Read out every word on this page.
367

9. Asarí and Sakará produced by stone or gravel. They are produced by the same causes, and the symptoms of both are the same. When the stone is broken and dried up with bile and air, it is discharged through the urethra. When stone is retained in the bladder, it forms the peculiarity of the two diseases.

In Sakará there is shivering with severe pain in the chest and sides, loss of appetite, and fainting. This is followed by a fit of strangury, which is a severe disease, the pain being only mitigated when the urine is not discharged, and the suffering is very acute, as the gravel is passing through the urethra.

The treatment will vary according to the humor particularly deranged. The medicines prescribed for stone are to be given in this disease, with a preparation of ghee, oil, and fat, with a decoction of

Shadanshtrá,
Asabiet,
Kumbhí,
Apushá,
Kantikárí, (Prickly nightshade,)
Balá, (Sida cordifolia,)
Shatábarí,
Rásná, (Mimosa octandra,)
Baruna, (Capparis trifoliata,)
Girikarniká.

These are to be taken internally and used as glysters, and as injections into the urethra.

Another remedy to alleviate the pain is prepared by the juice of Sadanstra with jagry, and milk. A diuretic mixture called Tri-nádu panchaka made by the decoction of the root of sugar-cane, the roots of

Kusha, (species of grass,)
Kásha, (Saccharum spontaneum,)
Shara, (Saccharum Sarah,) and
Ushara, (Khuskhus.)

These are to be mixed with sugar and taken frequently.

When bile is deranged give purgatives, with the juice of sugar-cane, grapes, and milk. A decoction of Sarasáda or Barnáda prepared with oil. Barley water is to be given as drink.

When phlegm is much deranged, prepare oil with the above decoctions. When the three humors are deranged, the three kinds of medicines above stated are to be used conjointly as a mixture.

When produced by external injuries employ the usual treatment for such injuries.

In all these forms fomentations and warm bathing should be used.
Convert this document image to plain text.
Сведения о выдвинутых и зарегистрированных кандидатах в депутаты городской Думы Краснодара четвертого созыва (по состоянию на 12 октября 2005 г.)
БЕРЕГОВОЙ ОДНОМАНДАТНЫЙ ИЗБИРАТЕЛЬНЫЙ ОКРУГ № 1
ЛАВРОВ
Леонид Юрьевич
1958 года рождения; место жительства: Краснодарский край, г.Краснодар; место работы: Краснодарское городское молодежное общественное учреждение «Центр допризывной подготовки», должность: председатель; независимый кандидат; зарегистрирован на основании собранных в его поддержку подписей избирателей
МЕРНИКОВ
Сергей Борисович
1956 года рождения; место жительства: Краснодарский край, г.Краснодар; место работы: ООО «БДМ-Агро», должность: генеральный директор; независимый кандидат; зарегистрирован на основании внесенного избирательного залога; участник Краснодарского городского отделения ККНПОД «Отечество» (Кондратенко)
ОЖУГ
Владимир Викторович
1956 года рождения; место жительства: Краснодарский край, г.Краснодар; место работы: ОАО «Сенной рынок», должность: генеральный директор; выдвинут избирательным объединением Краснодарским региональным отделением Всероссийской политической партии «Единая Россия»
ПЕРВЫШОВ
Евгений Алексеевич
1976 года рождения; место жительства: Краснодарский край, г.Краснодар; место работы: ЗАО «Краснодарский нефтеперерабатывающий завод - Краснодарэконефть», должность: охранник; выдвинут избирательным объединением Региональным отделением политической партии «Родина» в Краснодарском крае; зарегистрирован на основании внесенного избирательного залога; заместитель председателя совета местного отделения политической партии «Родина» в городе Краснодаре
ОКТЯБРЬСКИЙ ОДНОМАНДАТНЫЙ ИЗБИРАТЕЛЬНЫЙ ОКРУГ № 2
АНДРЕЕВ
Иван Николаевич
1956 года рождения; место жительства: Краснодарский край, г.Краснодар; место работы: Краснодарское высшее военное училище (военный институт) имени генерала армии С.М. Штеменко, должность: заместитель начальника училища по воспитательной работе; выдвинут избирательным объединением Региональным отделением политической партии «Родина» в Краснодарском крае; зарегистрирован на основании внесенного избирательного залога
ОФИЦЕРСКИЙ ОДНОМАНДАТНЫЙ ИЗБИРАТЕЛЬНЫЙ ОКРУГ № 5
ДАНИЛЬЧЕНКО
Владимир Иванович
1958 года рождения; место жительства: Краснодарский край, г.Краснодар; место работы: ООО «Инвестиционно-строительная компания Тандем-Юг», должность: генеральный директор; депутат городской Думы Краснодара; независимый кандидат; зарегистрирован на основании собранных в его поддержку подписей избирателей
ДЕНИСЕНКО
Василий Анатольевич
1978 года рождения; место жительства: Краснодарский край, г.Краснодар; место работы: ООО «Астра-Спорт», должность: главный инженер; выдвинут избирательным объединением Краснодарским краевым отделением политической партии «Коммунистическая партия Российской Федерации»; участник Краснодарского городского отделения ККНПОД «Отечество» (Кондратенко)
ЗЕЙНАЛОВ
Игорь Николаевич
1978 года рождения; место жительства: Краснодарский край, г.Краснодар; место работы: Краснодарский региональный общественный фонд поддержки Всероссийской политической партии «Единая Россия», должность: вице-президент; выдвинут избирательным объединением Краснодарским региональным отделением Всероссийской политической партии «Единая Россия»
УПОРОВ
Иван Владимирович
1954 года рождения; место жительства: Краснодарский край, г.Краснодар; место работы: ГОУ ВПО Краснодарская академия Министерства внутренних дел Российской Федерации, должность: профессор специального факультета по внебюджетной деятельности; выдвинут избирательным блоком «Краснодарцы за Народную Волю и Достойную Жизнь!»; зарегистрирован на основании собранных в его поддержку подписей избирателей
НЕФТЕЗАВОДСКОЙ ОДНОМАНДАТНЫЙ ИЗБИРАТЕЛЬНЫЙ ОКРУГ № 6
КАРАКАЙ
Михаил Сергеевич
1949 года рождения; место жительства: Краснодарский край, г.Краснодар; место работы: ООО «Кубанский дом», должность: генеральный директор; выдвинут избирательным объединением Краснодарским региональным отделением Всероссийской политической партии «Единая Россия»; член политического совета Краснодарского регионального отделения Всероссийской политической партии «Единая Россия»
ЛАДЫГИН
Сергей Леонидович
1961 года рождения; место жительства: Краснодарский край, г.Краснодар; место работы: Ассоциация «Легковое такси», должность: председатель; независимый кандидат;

■ Exercise requirements:
Identify the lines in the entries above that contain "ОКРУГ", then copy them out.

■ Expected answer:
БЕРЕГОВОЙ ОДНОМАНДАТНЫЙ ИЗБИРАТЕЛЬНЫЙ ОКРУГ № 1
ОКТЯБРЬСКИЙ ОДНОМАНДАТНЫЙ ИЗБИРАТЕЛЬНЫЙ ОКРУГ № 2
ОФИЦЕРСКИЙ ОДНОМАНДАТНЫЙ ИЗБИРАТЕЛЬНЫЙ ОКРУГ № 5
НЕФТЕЗАВОДСКОЙ ОДНОМАНДАТНЫЙ ИЗБИРАТЕЛЬНЫЙ ОКРУГ № 6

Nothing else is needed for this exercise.